WHAT THE TASK ASKS
Quote the records below in full, exactly as given, with the images taken out.

EXERCISE DATA
○ ○ ○ ○

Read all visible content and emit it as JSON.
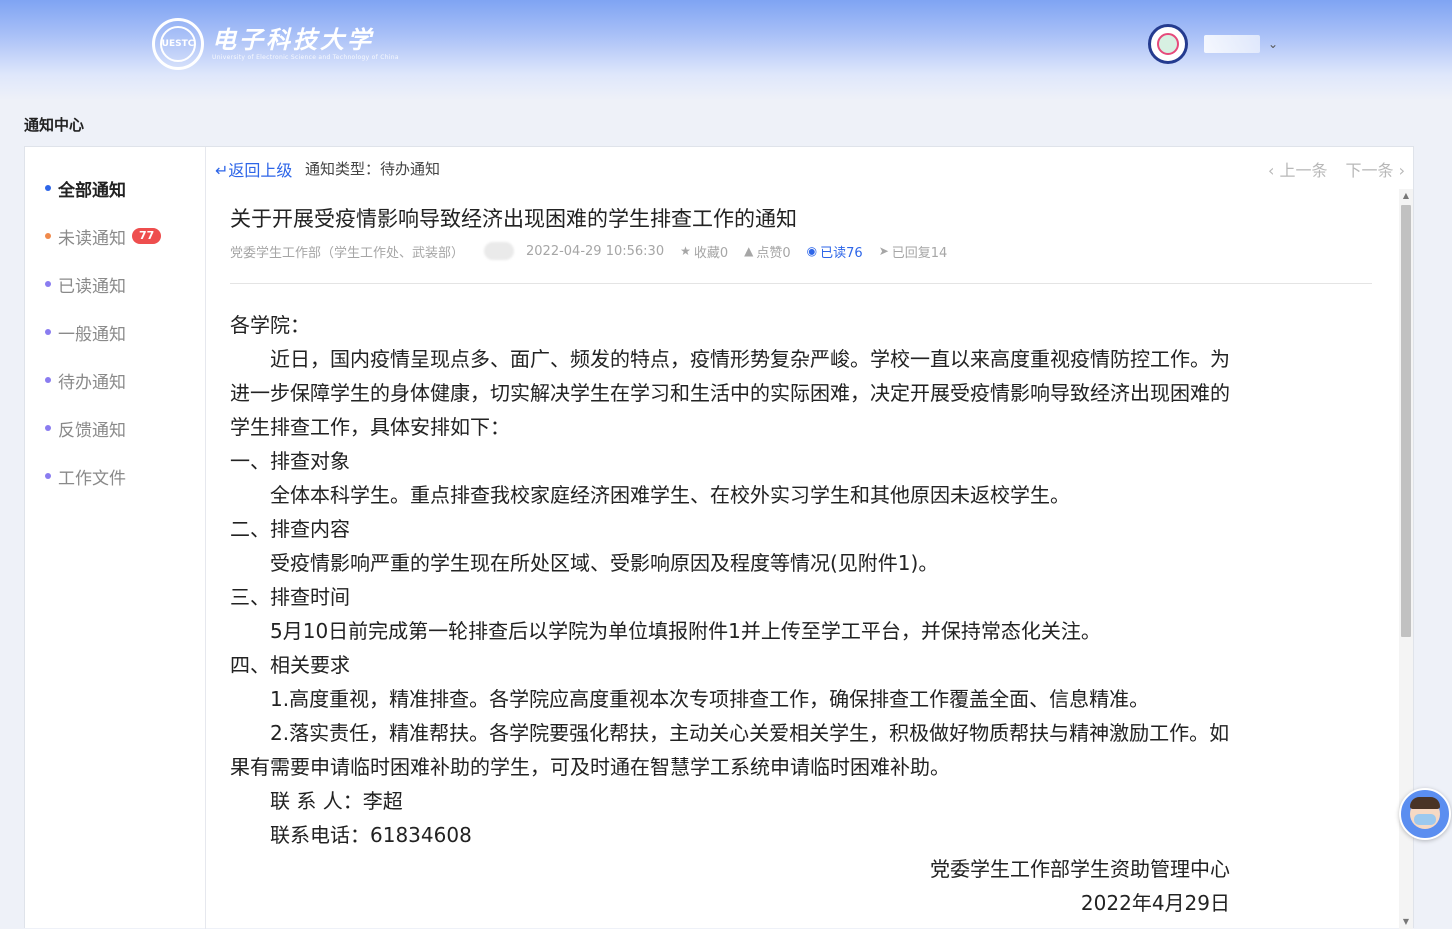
{
  "header": {
    "logo_cn": "电子科技大学",
    "logo_en": "University of Electronic Science and Technology of China",
    "seal_text": "UESTC",
    "chevron": "chevron-down-icon"
  },
  "page": {
    "title": "通知中心"
  },
  "sidebar": {
    "items": [
      {
        "label": "全部通知",
        "active": true
      },
      {
        "label": "未读通知",
        "badge": "77"
      },
      {
        "label": "已读通知"
      },
      {
        "label": "一般通知"
      },
      {
        "label": "待办通知"
      },
      {
        "label": "反馈通知"
      },
      {
        "label": "工作文件"
      }
    ]
  },
  "toolbar": {
    "back_label": "返回上级",
    "notice_type": "通知类型：待办通知",
    "prev_label": "上一条",
    "next_label": "下一条"
  },
  "article": {
    "title": "关于开展受疫情影响导致经济出现困难的学生排查工作的通知",
    "meta": {
      "department": "党委学生工作部（学生工作处、武装部）",
      "datetime": "2022-04-29 10:56:30",
      "favorites": "收藏0",
      "likes": "点赞0",
      "reads": "已读76",
      "replies": "已回复14"
    },
    "paragraphs": [
      {
        "text": "各学院：",
        "style": "plain"
      },
      {
        "text": "近日，国内疫情呈现点多、面广、频发的特点，疫情形势复杂严峻。学校一直以来高度重视疫情防控工作。为进一步保障学生的身体健康，切实解决学生在学习和生活中的实际困难，决定开展受疫情影响导致经济出现困难的学生排查工作，具体安排如下：",
        "style": "indent"
      },
      {
        "text": "一、排查对象",
        "style": "plain"
      },
      {
        "text": "全体本科学生。重点排查我校家庭经济困难学生、在校外实习学生和其他原因未返校学生。",
        "style": "indent"
      },
      {
        "text": "二、排查内容",
        "style": "plain"
      },
      {
        "text": "受疫情影响严重的学生现在所处区域、受影响原因及程度等情况(见附件1)。",
        "style": "indent"
      },
      {
        "text": "三、排查时间",
        "style": "plain"
      },
      {
        "text": "5月10日前完成第一轮排查后以学院为单位填报附件1并上传至学工平台，并保持常态化关注。",
        "style": "indent"
      },
      {
        "text": "四、相关要求",
        "style": "plain"
      },
      {
        "text": "1.高度重视，精准排查。各学院应高度重视本次专项排查工作，确保排查工作覆盖全面、信息精准。",
        "style": "indent"
      },
      {
        "text": "2.落实责任，精准帮扶。各学院要强化帮扶，主动关心关爱相关学生，积极做好物质帮扶与精神激励工作。如果有需要申请临时困难补助的学生，可及时通在智慧学工系统申请临时困难补助。",
        "style": "indent"
      },
      {
        "text": "联 系 人：李超",
        "style": "indent"
      },
      {
        "text": "联系电话：61834608",
        "style": "indent"
      },
      {
        "text": "党委学生工作部学生资助管理中心",
        "style": "right"
      },
      {
        "text": "2022年4月29日",
        "style": "right"
      }
    ]
  },
  "colors": {
    "accent": "#2e66e8",
    "badge": "#ee4e4e",
    "header_gradient_top": "#7fa4f3"
  }
}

○ ○ ○ ○

THE RESPONSE
Read all visible content and emit it as JSON.
{
  "header": {
    "logo_cn": "电子科技大学",
    "logo_en": "University of Electronic Science and Technology of China",
    "seal_text": "UESTC",
    "chevron": "chevron-down-icon"
  },
  "page": {
    "title": "通知中心"
  },
  "sidebar": {
    "items": [
      {
        "label": "全部通知",
        "active": true
      },
      {
        "label": "未读通知",
        "badge": "77"
      },
      {
        "label": "已读通知"
      },
      {
        "label": "一般通知"
      },
      {
        "label": "待办通知"
      },
      {
        "label": "反馈通知"
      },
      {
        "label": "工作文件"
      }
    ]
  },
  "toolbar": {
    "back_label": "返回上级",
    "notice_type": "通知类型：待办通知",
    "prev_label": "上一条",
    "next_label": "下一条"
  },
  "article": {
    "title": "关于开展受疫情影响导致经济出现困难的学生排查工作的通知",
    "meta": {
      "department": "党委学生工作部（学生工作处、武装部）",
      "datetime": "2022-04-29 10:56:30",
      "favorites": "收藏0",
      "likes": "点赞0",
      "reads": "已读76",
      "replies": "已回复14"
    },
    "paragraphs": [
      {
        "text": "各学院：",
        "style": "plain"
      },
      {
        "text": "近日，国内疫情呈现点多、面广、频发的特点，疫情形势复杂严峻。学校一直以来高度重视疫情防控工作。为进一步保障学生的身体健康，切实解决学生在学习和生活中的实际困难，决定开展受疫情影响导致经济出现困难的学生排查工作，具体安排如下：",
        "style": "indent"
      },
      {
        "text": "一、排查对象",
        "style": "plain"
      },
      {
        "text": "全体本科学生。重点排查我校家庭经济困难学生、在校外实习学生和其他原因未返校学生。",
        "style": "indent"
      },
      {
        "text": "二、排查内容",
        "style": "plain"
      },
      {
        "text": "受疫情影响严重的学生现在所处区域、受影响原因及程度等情况(见附件1)。",
        "style": "indent"
      },
      {
        "text": "三、排查时间",
        "style": "plain"
      },
      {
        "text": "5月10日前完成第一轮排查后以学院为单位填报附件1并上传至学工平台，并保持常态化关注。",
        "style": "indent"
      },
      {
        "text": "四、相关要求",
        "style": "plain"
      },
      {
        "text": "1.高度重视，精准排查。各学院应高度重视本次专项排查工作，确保排查工作覆盖全面、信息精准。",
        "style": "indent"
      },
      {
        "text": "2.落实责任，精准帮扶。各学院要强化帮扶，主动关心关爱相关学生，积极做好物质帮扶与精神激励工作。如果有需要申请临时困难补助的学生，可及时通在智慧学工系统申请临时困难补助。",
        "style": "indent"
      },
      {
        "text": "联 系 人：李超",
        "style": "indent"
      },
      {
        "text": "联系电话：61834608",
        "style": "indent"
      },
      {
        "text": "党委学生工作部学生资助管理中心",
        "style": "right"
      },
      {
        "text": "2022年4月29日",
        "style": "right"
      }
    ]
  },
  "colors": {
    "accent": "#2e66e8",
    "badge": "#ee4e4e",
    "header_gradient_top": "#7fa4f3"
  }
}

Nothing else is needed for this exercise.